▶ **Exercise goal**
From the entries below, copy every line where the string "Союза" appears.

[Saved entries]

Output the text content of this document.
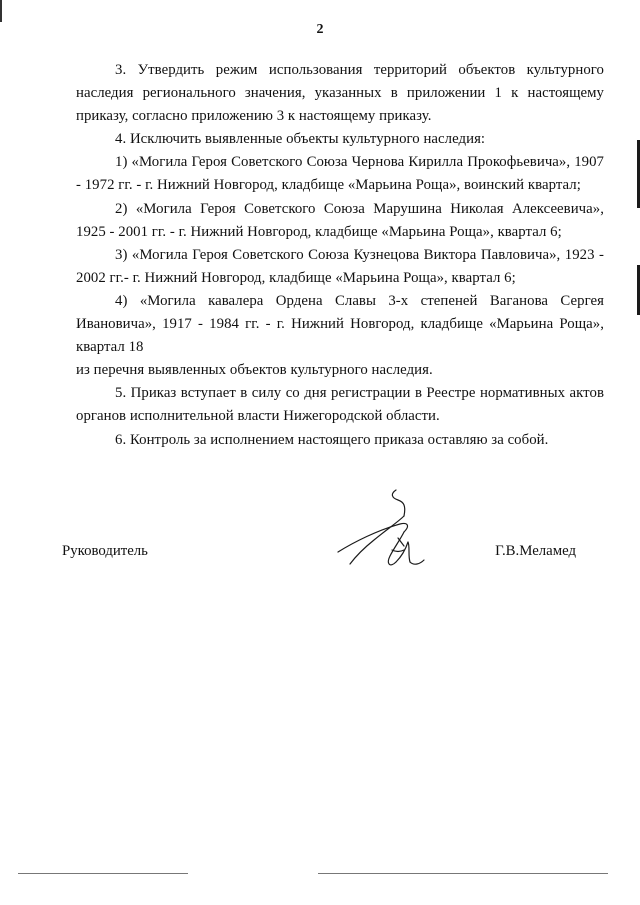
2

3. Утвердить режим использования территорий объектов культурного наследия регионального значения, указанных в приложении 1 к настоящему приказу, согласно приложению 3 к настоящему приказу.

4. Исключить выявленные объекты культурного наследия:

1) «Могила Героя Советского Союза Чернова Кирилла Прокофьевича», 1907 - 1972 гг. - г. Нижний Новгород, кладбище «Марьина Роща», воинский квартал;

2) «Могила Героя Советского Союза Марушина Николая Алексеевича», 1925 - 2001 гг. - г. Нижний Новгород, кладбище «Марьина Роща», квартал 6;

3) «Могила Героя Советского Союза Кузнецова Виктора Павловича», 1923 - 2002 гг.- г. Нижний Новгород, кладбище «Марьина Роща», квартал 6;

4) «Могила кавалера Ордена Славы 3-х степеней Ваганова Сергея Ивановича», 1917 - 1984 гг. - г. Нижний Новгород, кладбище «Марьина Роща», квартал 18

из перечня выявленных объектов культурного наследия.

5. Приказ вступает в силу со дня регистрации в Реестре нормативных актов органов исполнительной власти Нижегородской области.

6. Контроль за исполнением настоящего приказа оставляю за собой.

Руководитель	Г.В.Меламед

▶ **Complete response**
1) «Могила Героя Советского Союза Чернова Кирилла Прокофьевича», 1907 - 1972 гг. - г. Нижний Новгород, кладбище «Марьина Роща», воинский квартал;
2) «Могила Героя Советского Союза Марушина Николая Алексеевича», 1925 - 2001 гг. - г. Нижний Новгород, кладбище «Марьина Роща», квартал 6;
3) «Могила Героя Советского Союза Кузнецова Виктора Павловича», 1923 - 2002 гг.- г. Нижний Новгород, кладбище «Марьина Роща», квартал 6;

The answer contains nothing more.